Look through the records below and collect all lines that hold the string "States".

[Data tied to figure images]
# # #

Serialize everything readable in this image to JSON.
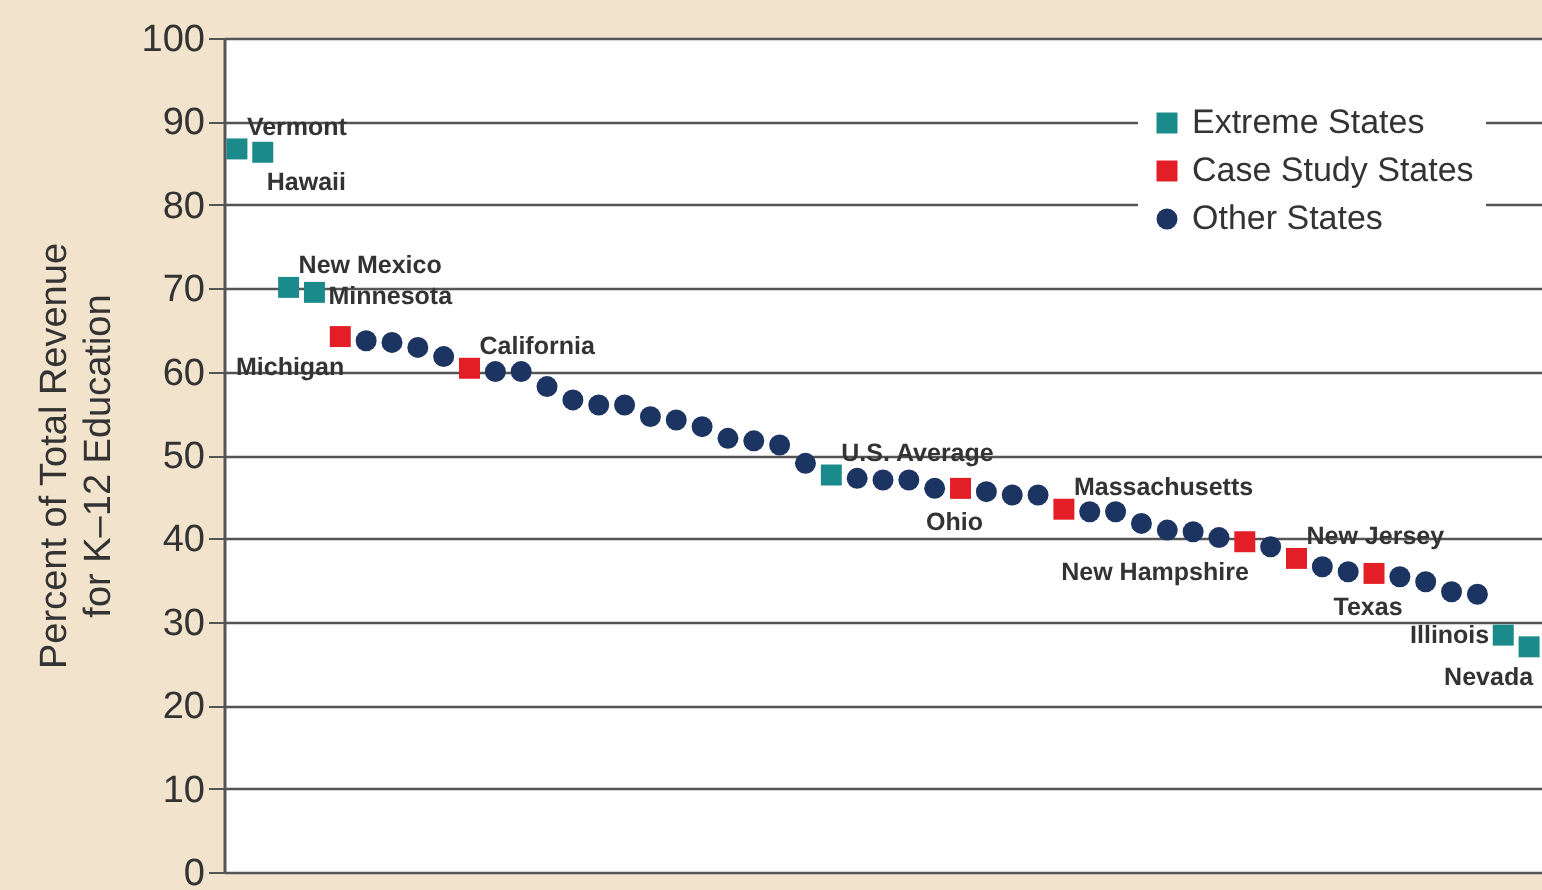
{
  "chart_data": {
    "type": "scatter",
    "ylabel": "Percent of Total Revenue\nfor K–12 Education",
    "categories": [
      null,
      null,
      null,
      null,
      null,
      null,
      null,
      null,
      null,
      null,
      null,
      null,
      null,
      null,
      null,
      null,
      null,
      null,
      null,
      null,
      null,
      null,
      null,
      null,
      null,
      null,
      null,
      null,
      null,
      null,
      null,
      null,
      null,
      null,
      null,
      null,
      null,
      null,
      null,
      null,
      null,
      null,
      null,
      null,
      null,
      null,
      null,
      null,
      null,
      null,
      null
    ],
    "ylim": [
      0,
      100
    ],
    "yticks": [
      0,
      10,
      20,
      30,
      40,
      50,
      60,
      70,
      80,
      90,
      100
    ],
    "grid": "y",
    "legend": "top right",
    "tick_labels": "y",
    "series": [
      {
        "name": "Extreme States",
        "color": "#1a8a8a",
        "marker": "square",
        "values": [
          86.7,
          86.3,
          70.1,
          69.5,
          null,
          null,
          null,
          null,
          null,
          null,
          null,
          null,
          null,
          null,
          null,
          null,
          null,
          null,
          null,
          null,
          null,
          null,
          null,
          47.6,
          null,
          null,
          null,
          null,
          null,
          null,
          null,
          null,
          null,
          null,
          null,
          null,
          null,
          null,
          null,
          null,
          null,
          null,
          null,
          null,
          null,
          null,
          null,
          null,
          null,
          28.4,
          27.0
        ],
        "value_labels": [
          "Vermont",
          "Hawaii",
          "New Mexico",
          "Minnesota",
          null,
          null,
          null,
          null,
          null,
          null,
          null,
          null,
          null,
          null,
          null,
          null,
          null,
          null,
          null,
          null,
          null,
          null,
          null,
          "U.S. Average",
          null,
          null,
          null,
          null,
          null,
          null,
          null,
          null,
          null,
          null,
          null,
          null,
          null,
          null,
          null,
          null,
          null,
          null,
          null,
          null,
          null,
          null,
          null,
          null,
          null,
          "Illinois",
          "Nevada"
        ]
      },
      {
        "name": "Case Study States",
        "color": "#e31e26",
        "marker": "square",
        "values": [
          null,
          null,
          null,
          null,
          64.2,
          null,
          null,
          null,
          null,
          60.4,
          null,
          null,
          null,
          null,
          null,
          null,
          null,
          null,
          null,
          null,
          null,
          null,
          null,
          null,
          null,
          null,
          null,
          null,
          46.0,
          null,
          null,
          null,
          43.5,
          null,
          null,
          null,
          null,
          null,
          null,
          39.6,
          null,
          37.6,
          null,
          null,
          35.8,
          null,
          null,
          null,
          null,
          null,
          null
        ],
        "value_labels": [
          null,
          null,
          null,
          null,
          "Michigan",
          null,
          null,
          null,
          null,
          "California",
          null,
          null,
          null,
          null,
          null,
          null,
          null,
          null,
          null,
          null,
          null,
          null,
          null,
          null,
          null,
          null,
          null,
          null,
          "Ohio",
          null,
          null,
          null,
          "Massachusetts",
          null,
          null,
          null,
          null,
          null,
          null,
          "New Hampshire",
          null,
          "New Jersey",
          null,
          null,
          "Texas",
          null,
          null,
          null,
          null,
          null,
          null
        ]
      },
      {
        "name": "Other States",
        "color": "#1c3461",
        "marker": "circle",
        "values": [
          null,
          null,
          null,
          null,
          null,
          63.7,
          63.5,
          62.9,
          61.8,
          null,
          60.0,
          60.0,
          58.2,
          56.6,
          56.0,
          56.0,
          54.6,
          54.2,
          53.4,
          52.0,
          51.7,
          51.2,
          49.0,
          null,
          47.2,
          47.0,
          47.0,
          46.0,
          null,
          45.6,
          45.2,
          45.2,
          null,
          43.2,
          43.2,
          41.8,
          41.0,
          40.8,
          40.1,
          null,
          39.0,
          null,
          36.6,
          36.0,
          null,
          35.4,
          34.8,
          33.6,
          33.3,
          null,
          null
        ]
      }
    ]
  }
}
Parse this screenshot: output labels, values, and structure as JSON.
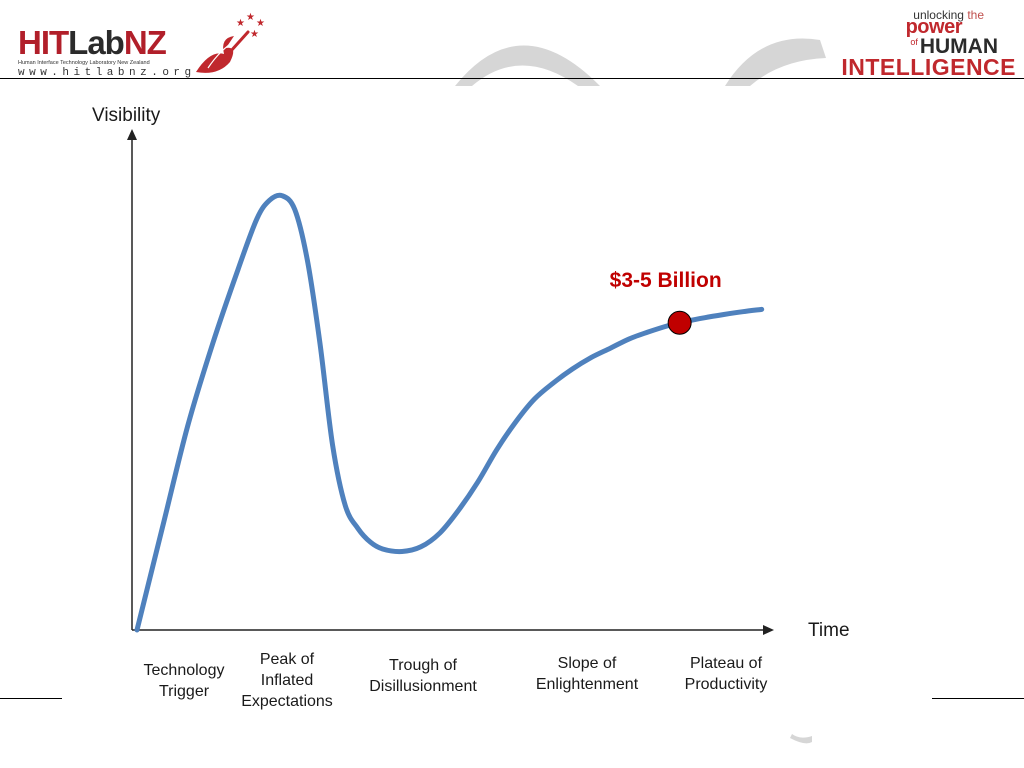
{
  "header": {
    "logo_left": {
      "hit": "HIT",
      "lab": "Lab",
      "nz": "NZ",
      "subtitle": "Human Interface Technology Laboratory New Zealand",
      "website": "www.hitlabnz.org"
    },
    "logo_right": {
      "unlocking": "unlocking",
      "the": "the",
      "power": "power",
      "of": "of",
      "human": "HUMAN",
      "intelligence": "INTELLIGENCE"
    },
    "colors": {
      "brand_red": "#c0282d",
      "dark": "#2b2b2b"
    }
  },
  "chart_data": {
    "type": "line",
    "title": "",
    "ylabel": "Visibility",
    "xlabel": "Time",
    "xlim": [
      0,
      100
    ],
    "ylim": [
      0,
      100
    ],
    "x": [
      0,
      4,
      8,
      12,
      16,
      19,
      21,
      23,
      25,
      27,
      29,
      31,
      33,
      35,
      37,
      39,
      42,
      45,
      48,
      51,
      54,
      57,
      60,
      63,
      66,
      69,
      72,
      75,
      78,
      81,
      84,
      87,
      90,
      93,
      96,
      99
    ],
    "series": [
      {
        "name": "",
        "color": "#4f81bd",
        "values": [
          0,
          22,
          44,
          62,
          78,
          89,
          93,
          94,
          91,
          80,
          62,
          40,
          27,
          22,
          19,
          17.5,
          17,
          18,
          21,
          26,
          32,
          39,
          45,
          50,
          53.5,
          56.5,
          59,
          61,
          63,
          64.5,
          65.8,
          66.8,
          67.6,
          68.3,
          68.9,
          69.4
        ]
      }
    ],
    "phases": [
      [
        "Technology",
        "Trigger"
      ],
      [
        "Peak of",
        "Inflated",
        "Expectations"
      ],
      [
        "Trough of",
        "Disillusionment"
      ],
      [
        "Slope of",
        "Enlightenment"
      ],
      [
        "Plateau of",
        "Productivity"
      ]
    ],
    "marker": {
      "x": 86,
      "y": 66.5,
      "label": "$3-5 Billion",
      "color": "#c00000"
    },
    "grid": false,
    "legend": "none"
  }
}
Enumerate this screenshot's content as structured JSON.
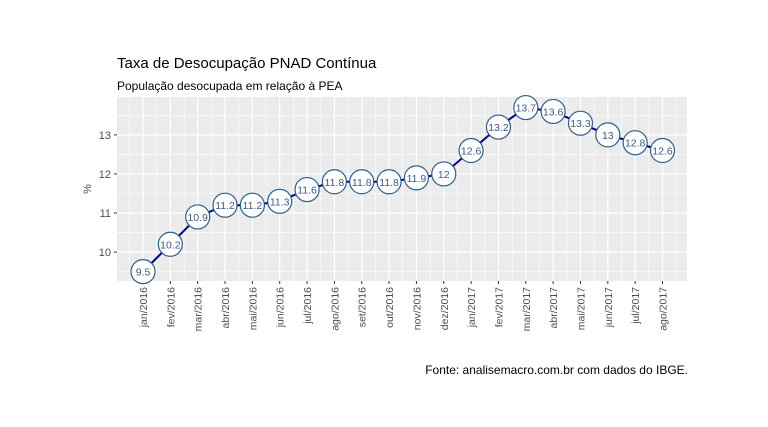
{
  "chart_data": {
    "type": "line",
    "title": "Taxa de Desocupação PNAD Contínua",
    "subtitle": "População desocupada em relação à PEA",
    "xlabel": "",
    "ylabel": "%",
    "caption": "Fonte: analisemacro.com.br com dados do IBGE.",
    "categories": [
      "jan/2016",
      "fev/2016",
      "mar/2016",
      "abr/2016",
      "mai/2016",
      "jun/2016",
      "jul/2016",
      "ago/2016",
      "set/2016",
      "out/2016",
      "nov/2016",
      "dez/2016",
      "jan/2017",
      "fev/2017",
      "mar/2017",
      "abr/2017",
      "mai/2017",
      "jun/2017",
      "jul/2017",
      "ago/2017"
    ],
    "values": [
      9.5,
      10.2,
      10.9,
      11.2,
      11.2,
      11.3,
      11.6,
      11.8,
      11.8,
      11.8,
      11.9,
      12,
      12.6,
      13.2,
      13.7,
      13.6,
      13.3,
      13,
      12.8,
      12.6
    ],
    "data_labels": [
      "9.5",
      "10.2",
      "10.9",
      "11.2",
      "11.2",
      "11.3",
      "11.6",
      "11.8",
      "11.8",
      "11.8",
      "11.9",
      "12",
      "12.6",
      "13.2",
      "13.7",
      "13.6",
      "13.3",
      "13",
      "12.8",
      "12.6"
    ],
    "yticks": [
      "10",
      "11",
      "12",
      "13"
    ],
    "ylim": [
      9.26,
      13.97
    ],
    "grid": true,
    "legend": "none",
    "colors": {
      "line": "#00008b",
      "marker_edge": "#2f5f8a",
      "marker_fill": "#ffffff",
      "panel": "#ebebeb",
      "grid": "#ffffff"
    }
  }
}
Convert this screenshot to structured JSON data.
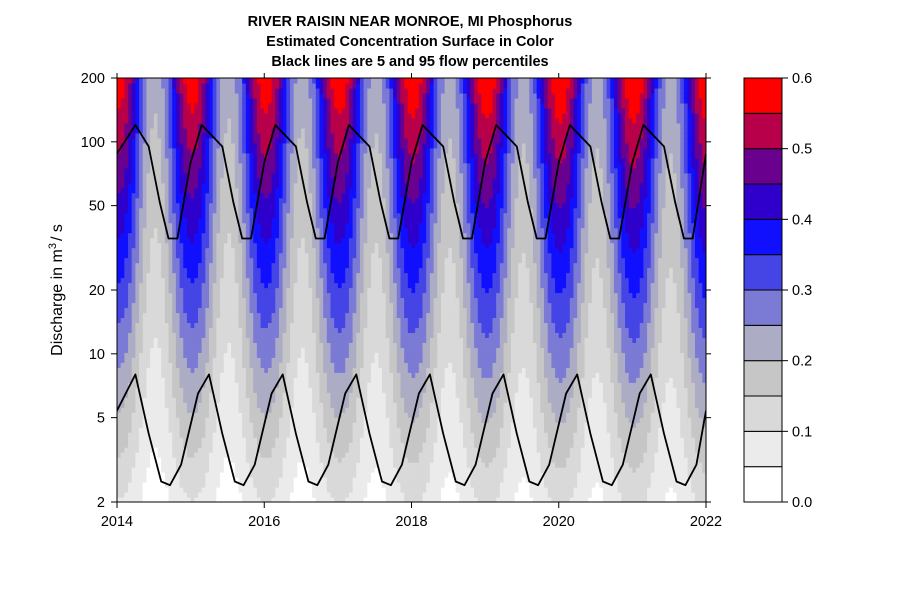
{
  "chart_data": {
    "type": "heatmap",
    "title_lines": [
      "RIVER RAISIN NEAR MONROE, MI    Phosphorus",
      "Estimated Concentration Surface in Color",
      "Black lines are 5 and 95 flow percentiles"
    ],
    "xlabel": "",
    "ylabel": "Discharge in m",
    "ylabel_superscript": "3",
    "ylabel_suffix": "/ s",
    "xlim": [
      2014,
      2022
    ],
    "ylim": [
      2,
      200
    ],
    "y_scale": "log",
    "x_ticks": [
      2014,
      2016,
      2018,
      2020,
      2022
    ],
    "x_tick_labels": [
      "2014",
      "2016",
      "2018",
      "2020",
      "2022"
    ],
    "y_ticks": [
      2,
      5,
      10,
      20,
      50,
      100,
      200
    ],
    "y_tick_labels": [
      "2",
      "5",
      "10",
      "20",
      "50",
      "100",
      "200"
    ],
    "legend": {
      "placement": "right",
      "levels": [
        0.0,
        0.05,
        0.1,
        0.15,
        0.2,
        0.25,
        0.3,
        0.35,
        0.4,
        0.45,
        0.5,
        0.55,
        0.6
      ],
      "colors": [
        "#ffffff",
        "#ebebeb",
        "#d9d9d9",
        "#c6c6c6",
        "#acacc4",
        "#7b7bd5",
        "#4545e6",
        "#1010ff",
        "#2f00cc",
        "#6a008e",
        "#b8004a",
        "#ff0000"
      ],
      "tick_values": [
        0.0,
        0.1,
        0.2,
        0.3,
        0.4,
        0.5,
        0.6
      ],
      "tick_labels": [
        "0.0",
        "0.1",
        "0.2",
        "0.3",
        "0.4",
        "0.5",
        "0.6"
      ]
    },
    "series": [
      {
        "x": [
          2014.0,
          2014.25,
          2014.43,
          2014.58,
          2014.7,
          2014.82,
          2015.0,
          2015.15,
          2015.43,
          2015.58,
          2015.7,
          2015.82,
          2016.0,
          2016.15,
          2016.43,
          2016.58,
          2016.7,
          2016.82,
          2017.0,
          2017.15,
          2017.43,
          2017.58,
          2017.7,
          2017.82,
          2018.0,
          2018.15,
          2018.43,
          2018.58,
          2018.7,
          2018.82,
          2019.0,
          2019.15,
          2019.43,
          2019.58,
          2019.7,
          2019.82,
          2020.0,
          2020.15,
          2020.43,
          2020.58,
          2020.7,
          2020.82,
          2021.0,
          2021.15,
          2021.43,
          2021.58,
          2021.7,
          2021.82,
          2022.0
        ],
        "y": [
          88,
          120,
          95,
          52,
          35,
          35,
          80,
          120,
          95,
          52,
          35,
          35,
          80,
          120,
          95,
          52,
          35,
          35,
          80,
          120,
          95,
          52,
          35,
          35,
          80,
          120,
          95,
          52,
          35,
          35,
          80,
          120,
          95,
          52,
          35,
          35,
          80,
          120,
          95,
          52,
          35,
          35,
          80,
          120,
          95,
          52,
          35,
          35,
          88
        ]
      },
      {
        "x": [
          2014.0,
          2014.25,
          2014.43,
          2014.6,
          2014.72,
          2014.87,
          2015.1,
          2015.25,
          2015.43,
          2015.6,
          2015.72,
          2015.87,
          2016.1,
          2016.25,
          2016.43,
          2016.6,
          2016.72,
          2016.87,
          2017.1,
          2017.25,
          2017.43,
          2017.6,
          2017.72,
          2017.87,
          2018.1,
          2018.25,
          2018.43,
          2018.6,
          2018.72,
          2018.87,
          2019.1,
          2019.25,
          2019.43,
          2019.6,
          2019.72,
          2019.87,
          2020.1,
          2020.25,
          2020.43,
          2020.6,
          2020.72,
          2020.87,
          2021.1,
          2021.25,
          2021.43,
          2021.6,
          2021.72,
          2021.87,
          2022.0
        ],
        "y": [
          5.4,
          8.0,
          4.2,
          2.5,
          2.4,
          3.0,
          6.5,
          8.0,
          4.2,
          2.5,
          2.4,
          3.0,
          6.5,
          8.0,
          4.2,
          2.5,
          2.4,
          3.0,
          6.5,
          8.0,
          4.2,
          2.5,
          2.4,
          3.0,
          6.5,
          8.0,
          4.2,
          2.5,
          2.4,
          3.0,
          6.5,
          8.0,
          4.2,
          2.5,
          2.4,
          3.0,
          6.5,
          8.0,
          4.2,
          2.5,
          2.4,
          3.0,
          6.5,
          8.0,
          4.2,
          2.5,
          2.4,
          3.0,
          5.4
        ]
      }
    ]
  }
}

# # #

- [Answer]:
        "name": "Extreme States",
        "name": "Case Study States",
        "name": "Other States",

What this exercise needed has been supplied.